+++ Exercise materials

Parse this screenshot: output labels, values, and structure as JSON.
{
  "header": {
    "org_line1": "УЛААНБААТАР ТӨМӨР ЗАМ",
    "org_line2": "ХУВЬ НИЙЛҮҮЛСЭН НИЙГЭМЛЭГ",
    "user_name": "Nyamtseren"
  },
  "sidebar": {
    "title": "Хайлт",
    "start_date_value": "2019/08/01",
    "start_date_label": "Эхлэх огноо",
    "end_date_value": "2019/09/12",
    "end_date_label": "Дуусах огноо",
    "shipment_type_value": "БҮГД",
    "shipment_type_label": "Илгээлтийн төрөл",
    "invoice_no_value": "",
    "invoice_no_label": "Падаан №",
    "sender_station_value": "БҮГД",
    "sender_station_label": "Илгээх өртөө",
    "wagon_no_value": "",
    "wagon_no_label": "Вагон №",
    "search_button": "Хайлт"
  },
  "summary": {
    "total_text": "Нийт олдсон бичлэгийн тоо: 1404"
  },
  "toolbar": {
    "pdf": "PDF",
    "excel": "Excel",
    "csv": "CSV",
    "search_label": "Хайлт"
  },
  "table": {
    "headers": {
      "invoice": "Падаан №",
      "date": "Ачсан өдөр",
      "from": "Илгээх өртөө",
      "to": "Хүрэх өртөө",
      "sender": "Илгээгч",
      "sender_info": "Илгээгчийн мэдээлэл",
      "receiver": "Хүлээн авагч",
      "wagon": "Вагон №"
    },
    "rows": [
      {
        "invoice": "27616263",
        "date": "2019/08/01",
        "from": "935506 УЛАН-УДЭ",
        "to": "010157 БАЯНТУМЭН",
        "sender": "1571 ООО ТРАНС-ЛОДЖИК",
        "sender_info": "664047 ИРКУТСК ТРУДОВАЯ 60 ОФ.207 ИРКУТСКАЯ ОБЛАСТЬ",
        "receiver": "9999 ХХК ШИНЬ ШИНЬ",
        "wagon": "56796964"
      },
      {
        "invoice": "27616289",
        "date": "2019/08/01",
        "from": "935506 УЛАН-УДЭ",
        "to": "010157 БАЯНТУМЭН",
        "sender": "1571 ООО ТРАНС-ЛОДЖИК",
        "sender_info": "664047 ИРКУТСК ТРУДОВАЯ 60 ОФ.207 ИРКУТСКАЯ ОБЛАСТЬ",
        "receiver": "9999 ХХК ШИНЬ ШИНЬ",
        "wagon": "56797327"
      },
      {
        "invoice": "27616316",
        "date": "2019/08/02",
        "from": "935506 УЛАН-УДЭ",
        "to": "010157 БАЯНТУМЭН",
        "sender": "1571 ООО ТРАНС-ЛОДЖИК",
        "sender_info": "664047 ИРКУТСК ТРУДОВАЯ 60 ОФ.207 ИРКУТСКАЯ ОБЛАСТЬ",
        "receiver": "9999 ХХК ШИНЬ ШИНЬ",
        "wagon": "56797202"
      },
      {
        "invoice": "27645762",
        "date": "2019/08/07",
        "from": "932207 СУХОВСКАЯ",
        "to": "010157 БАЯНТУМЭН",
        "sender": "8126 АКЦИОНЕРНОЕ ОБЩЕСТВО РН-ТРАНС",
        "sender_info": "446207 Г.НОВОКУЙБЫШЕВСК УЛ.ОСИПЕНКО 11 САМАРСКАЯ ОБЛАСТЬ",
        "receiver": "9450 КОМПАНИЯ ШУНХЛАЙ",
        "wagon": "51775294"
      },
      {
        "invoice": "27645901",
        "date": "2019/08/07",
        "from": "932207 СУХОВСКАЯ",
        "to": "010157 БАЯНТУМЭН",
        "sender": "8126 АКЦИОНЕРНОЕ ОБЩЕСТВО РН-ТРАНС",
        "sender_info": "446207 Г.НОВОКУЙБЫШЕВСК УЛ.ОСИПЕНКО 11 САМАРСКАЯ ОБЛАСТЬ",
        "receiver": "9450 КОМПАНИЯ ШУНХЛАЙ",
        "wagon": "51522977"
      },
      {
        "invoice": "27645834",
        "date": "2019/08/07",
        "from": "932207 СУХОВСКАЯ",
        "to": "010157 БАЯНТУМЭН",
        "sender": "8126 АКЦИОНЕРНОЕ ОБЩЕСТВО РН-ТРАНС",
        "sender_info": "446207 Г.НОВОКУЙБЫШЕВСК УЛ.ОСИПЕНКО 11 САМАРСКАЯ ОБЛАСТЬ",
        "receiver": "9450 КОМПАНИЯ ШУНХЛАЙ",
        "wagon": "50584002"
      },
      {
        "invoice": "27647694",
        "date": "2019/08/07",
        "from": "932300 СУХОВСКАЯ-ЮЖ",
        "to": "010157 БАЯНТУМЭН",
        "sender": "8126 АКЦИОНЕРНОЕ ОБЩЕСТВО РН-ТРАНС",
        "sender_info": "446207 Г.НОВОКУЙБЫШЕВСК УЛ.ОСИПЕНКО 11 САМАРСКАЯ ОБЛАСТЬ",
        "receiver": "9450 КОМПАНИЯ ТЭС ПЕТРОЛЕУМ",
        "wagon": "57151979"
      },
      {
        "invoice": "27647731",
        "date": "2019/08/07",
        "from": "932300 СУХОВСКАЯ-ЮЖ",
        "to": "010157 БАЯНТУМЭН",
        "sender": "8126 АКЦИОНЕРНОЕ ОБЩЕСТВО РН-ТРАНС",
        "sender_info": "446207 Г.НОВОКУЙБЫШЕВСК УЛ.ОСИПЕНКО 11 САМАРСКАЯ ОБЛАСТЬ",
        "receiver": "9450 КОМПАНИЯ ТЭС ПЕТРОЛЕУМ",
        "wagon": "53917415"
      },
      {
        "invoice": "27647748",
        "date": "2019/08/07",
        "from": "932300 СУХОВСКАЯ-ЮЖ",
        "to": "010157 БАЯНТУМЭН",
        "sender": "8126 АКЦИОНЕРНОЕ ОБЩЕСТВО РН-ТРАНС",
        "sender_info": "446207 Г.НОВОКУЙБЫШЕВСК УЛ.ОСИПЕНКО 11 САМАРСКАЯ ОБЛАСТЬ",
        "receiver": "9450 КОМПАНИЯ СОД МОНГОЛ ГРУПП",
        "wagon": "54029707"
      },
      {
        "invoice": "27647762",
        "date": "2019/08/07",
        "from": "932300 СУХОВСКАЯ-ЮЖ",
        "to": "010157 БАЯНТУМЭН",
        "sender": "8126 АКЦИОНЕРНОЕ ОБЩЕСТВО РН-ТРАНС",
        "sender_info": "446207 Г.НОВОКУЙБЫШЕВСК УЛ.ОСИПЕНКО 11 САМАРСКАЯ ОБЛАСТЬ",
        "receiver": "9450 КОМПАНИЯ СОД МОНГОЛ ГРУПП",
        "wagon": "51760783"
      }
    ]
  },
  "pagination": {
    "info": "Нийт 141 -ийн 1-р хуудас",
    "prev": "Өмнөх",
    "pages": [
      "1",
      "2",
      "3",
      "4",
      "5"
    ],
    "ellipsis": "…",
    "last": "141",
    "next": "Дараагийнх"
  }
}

++++++

Identify lines with the string "БҮГД". Copy each one.

    "shipment_type_value": "БҮГД",
    "sender_station_value": "БҮГД",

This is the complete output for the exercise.